Written task
Pull out each line of the data that contains the word "their".

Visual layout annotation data

====================

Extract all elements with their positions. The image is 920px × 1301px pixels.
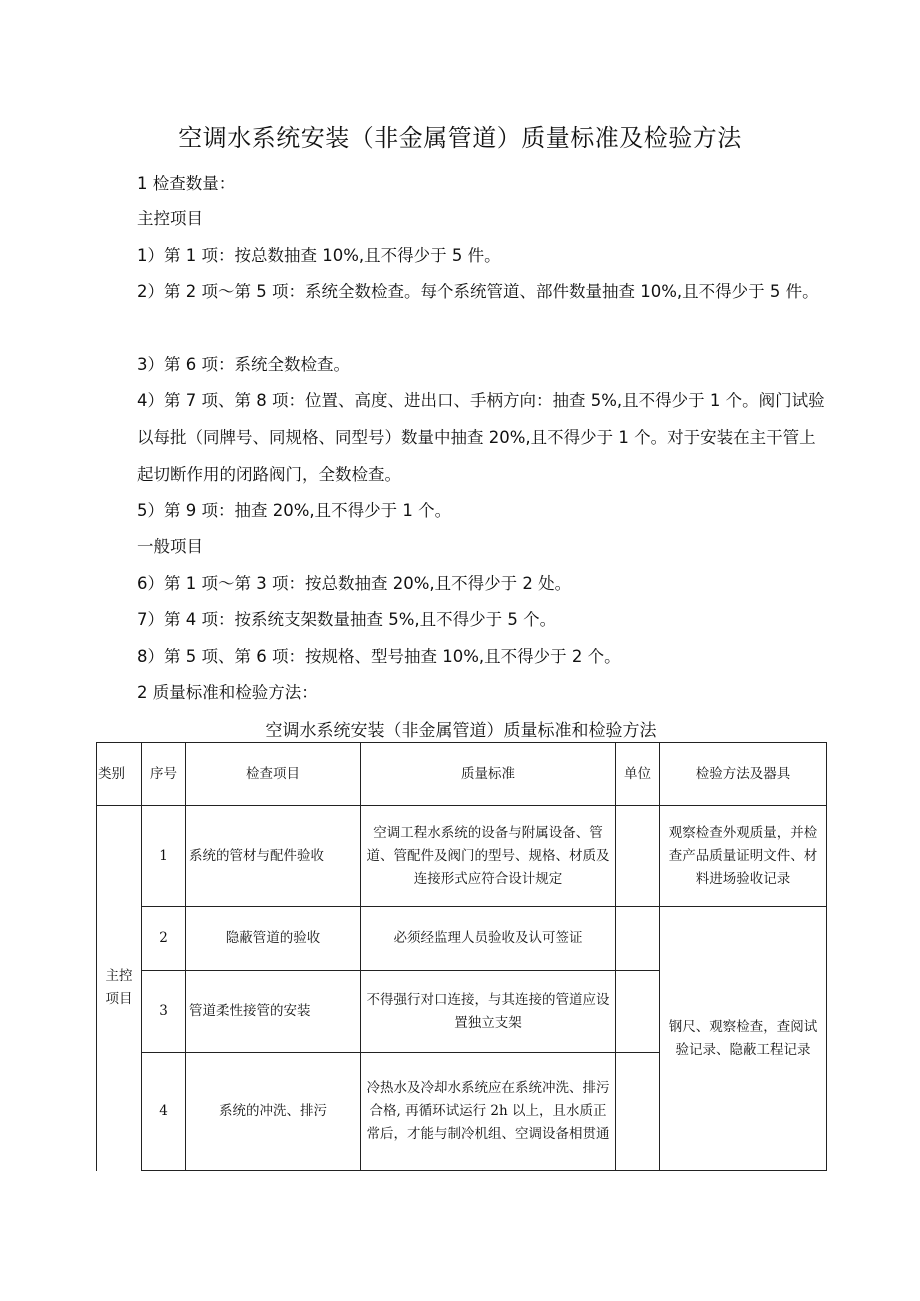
row-standard: 必须经监理人员验收及认可签证 <box>361 907 616 971</box>
row-no: 1 <box>142 806 186 907</box>
row-no: 3 <box>142 971 186 1053</box>
row-unit <box>616 1053 660 1171</box>
paragraph-item-1: 1）第 1 项：按总数抽查 10%,且不得少于 5 件。 <box>137 246 501 265</box>
paragraph-item-3: 3）第 6 项：系统全数检查。 <box>137 355 350 374</box>
paragraph-item-4: 4）第 7 项、第 8 项：位置、高度、进出口、手柄方向：抽查 5%,且不得少于 1 个。阀门试验以每批（同牌号、同规格、同型号）数量中抽查 20%,且不得少于 1 个。对于安装在主干管上起切断作用的闭路阀门，全数检查。 <box>137 391 825 484</box>
row-standard: 空调工程水系统的设备与附属设备、管道、管配件及阀门的型号、规格、材质及连接形式应符合设计规定 <box>361 806 616 907</box>
row-unit <box>616 907 660 971</box>
paragraph-item-2: 2）第 2 项～第 5 项：系统全数检查。每个系统管道、部件数量抽查 10%,且不得少于 5 件。 <box>137 282 819 301</box>
row-standard: 冷热水及冷却水系统应在系统冲洗、排污合格, 再循环试运行 2h 以上，且水质正常后，才能与制冷机组、空调设备相贯通 <box>361 1053 616 1171</box>
row-unit <box>616 806 660 907</box>
quality-standard-table <box>96 742 827 1171</box>
merged-method-cell: 钢尺、观察检查，查阅试验记录、隐蔽工程记录 <box>660 907 827 1171</box>
row-item: 系统的管材与配件验收 <box>186 806 361 907</box>
table-header-row <box>97 743 827 806</box>
paragraph-inspection-quantity: 1 检查数量： <box>137 174 236 193</box>
header-no: 序号 <box>142 743 186 806</box>
row-standard: 不得强行对口连接，与其连接的管道应设置独立支架 <box>361 971 616 1053</box>
row-item: 隐蔽管道的验收 <box>186 907 361 971</box>
paragraph-item-5: 5）第 9 项：抽查 20%,且不得少于 1 个。 <box>137 501 452 520</box>
row-no: 2 <box>142 907 186 971</box>
table-caption: 空调水系统安装（非金属管道）质量标准和检验方法 <box>265 721 657 741</box>
paragraph-item-8: 8）第 5 项、第 6 项：按规格、型号抽查 10%,且不得少于 2 个。 <box>137 647 621 666</box>
header-category: 类别 <box>97 743 142 806</box>
row-method: 观察检查外观质量，并检查产品质量证明文件、材料进场验收记录 <box>660 806 827 907</box>
row-no: 4 <box>142 1053 186 1171</box>
table-row <box>97 806 827 907</box>
category-cell: 主控项目 <box>97 806 142 1171</box>
document-title: 空调水系统安装（非金属管道）质量标准及检验方法 <box>178 124 742 152</box>
header-item: 检查项目 <box>186 743 361 806</box>
header-standard: 质量标准 <box>361 743 616 806</box>
row-item: 系统的冲洗、排污 <box>186 1053 361 1171</box>
paragraph-quality-standard-heading: 2 质量标准和检验方法： <box>137 683 318 702</box>
row-unit <box>616 971 660 1053</box>
paragraph-main-items-heading: 主控项目 <box>137 209 203 228</box>
header-unit: 单位 <box>616 743 660 806</box>
table-row <box>97 907 827 971</box>
paragraph-item-6: 6）第 1 项～第 3 项：按总数抽查 20%,且不得少于 2 处。 <box>137 574 572 593</box>
paragraph-item-7: 7）第 4 项：按系统支架数量抽查 5%,且不得少于 5 个。 <box>137 610 557 629</box>
row-item: 管道柔性接管的安装 <box>186 971 361 1053</box>
paragraph-general-items-heading: 一般项目 <box>137 537 203 556</box>
header-method: 检验方法及器具 <box>660 743 827 806</box>
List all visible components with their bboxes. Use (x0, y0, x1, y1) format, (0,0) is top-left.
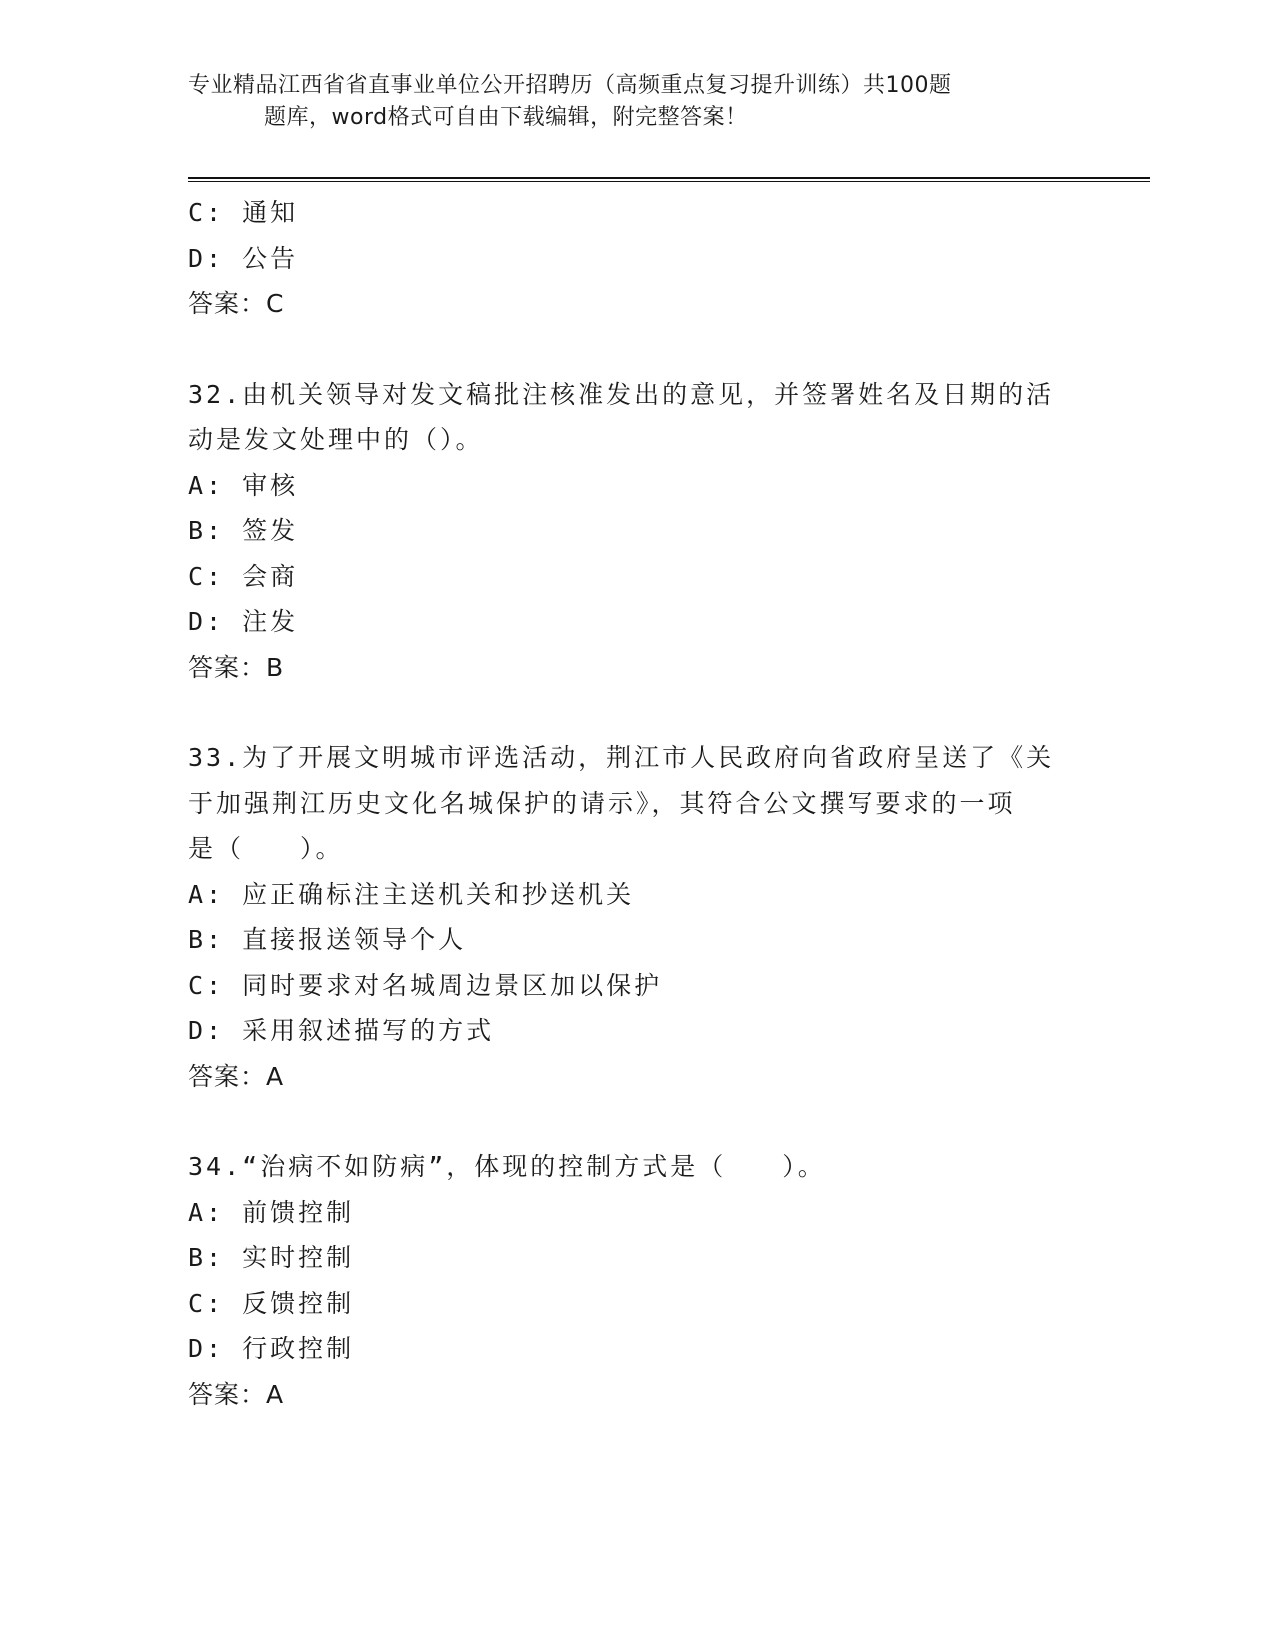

====================

Result of this task
Extract all elements with their positions. The image is 920px × 1301px pixels.
List all visible components with their bboxes. Use (x0, y0, x1, y1) format, (0,0) is top-left.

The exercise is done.